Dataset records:
..............................
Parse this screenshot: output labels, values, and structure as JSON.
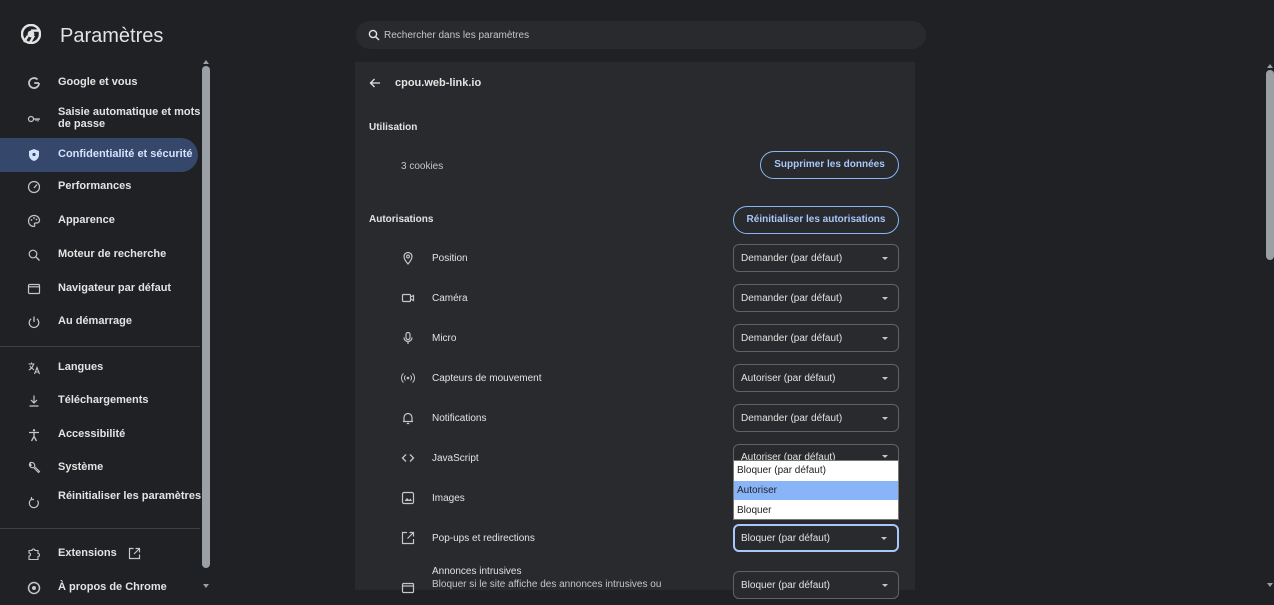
{
  "app": {
    "title": "Paramètres"
  },
  "search": {
    "placeholder": "Rechercher dans les paramètres"
  },
  "sidebar": {
    "items": [
      {
        "label": "Google et vous",
        "icon": "google-icon"
      },
      {
        "label": "Saisie automatique et mots de passe",
        "icon": "key-icon"
      },
      {
        "label": "Confidentialité et sécurité",
        "icon": "shield-icon",
        "active": true
      },
      {
        "label": "Performances",
        "icon": "speedometer-icon"
      },
      {
        "label": "Apparence",
        "icon": "palette-icon"
      },
      {
        "label": "Moteur de recherche",
        "icon": "search-icon"
      },
      {
        "label": "Navigateur par défaut",
        "icon": "browser-icon"
      },
      {
        "label": "Au démarrage",
        "icon": "power-icon"
      },
      {
        "label": "Langues",
        "icon": "translate-icon"
      },
      {
        "label": "Téléchargements",
        "icon": "download-icon"
      },
      {
        "label": "Accessibilité",
        "icon": "accessibility-icon"
      },
      {
        "label": "Système",
        "icon": "wrench-icon"
      },
      {
        "label": "Réinitialiser les paramètres",
        "icon": "reset-icon"
      },
      {
        "label": "Extensions",
        "icon": "puzzle-icon"
      },
      {
        "label": "À propos de Chrome",
        "icon": "chrome-icon"
      }
    ]
  },
  "site": {
    "name": "cpou.web-link.io",
    "usage_label": "Utilisation",
    "cookies": "3 cookies",
    "delete_button": "Supprimer les données",
    "permissions_label": "Autorisations",
    "reset_button": "Réinitialiser les autorisations"
  },
  "permissions": [
    {
      "label": "Position",
      "value": "Demander (par défaut)",
      "icon": "location-pin-icon"
    },
    {
      "label": "Caméra",
      "value": "Demander (par défaut)",
      "icon": "camera-icon"
    },
    {
      "label": "Micro",
      "value": "Demander (par défaut)",
      "icon": "microphone-icon"
    },
    {
      "label": "Capteurs de mouvement",
      "value": "Autoriser (par défaut)",
      "icon": "motion-sensor-icon"
    },
    {
      "label": "Notifications",
      "value": "Demander (par défaut)",
      "icon": "bell-icon"
    },
    {
      "label": "JavaScript",
      "value": "Autoriser (par défaut)",
      "icon": "code-icon"
    },
    {
      "label": "Images",
      "value": "",
      "icon": "image-icon"
    },
    {
      "label": "Pop-ups et redirections",
      "value": "Bloquer (par défaut)",
      "icon": "popup-icon"
    },
    {
      "label": "Annonces intrusives",
      "sub": "Bloquer si le site affiche des annonces intrusives ou",
      "value": "Bloquer (par défaut)",
      "icon": "ads-icon"
    }
  ],
  "dropdown": {
    "options": [
      "Bloquer (par défaut)",
      "Autoriser",
      "Bloquer"
    ],
    "highlighted": "Autoriser"
  },
  "colors": {
    "background": "#202124",
    "panel": "#292a2d",
    "accent": "#a8c7fa",
    "active_nav": "#35486b"
  }
}
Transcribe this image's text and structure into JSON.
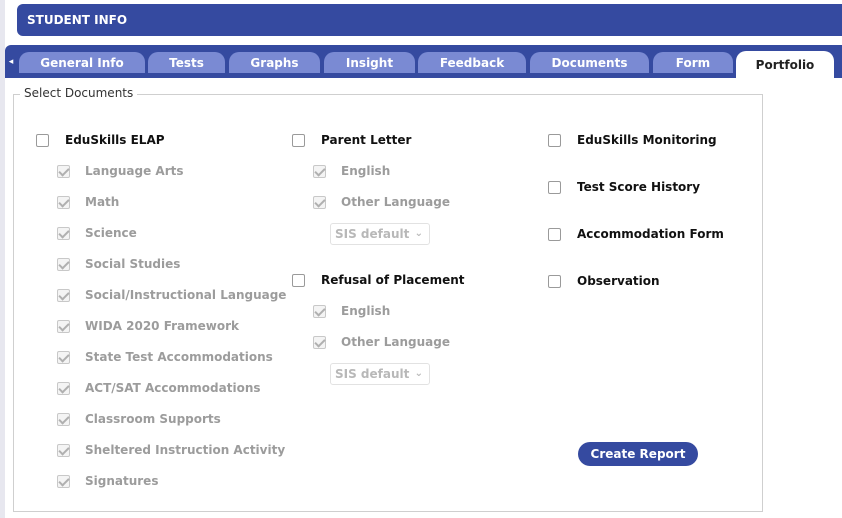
..............................
Problem requirements: From the data above, count the lines where "structure" occurs and give that figure and nothing else.

Task answer: 2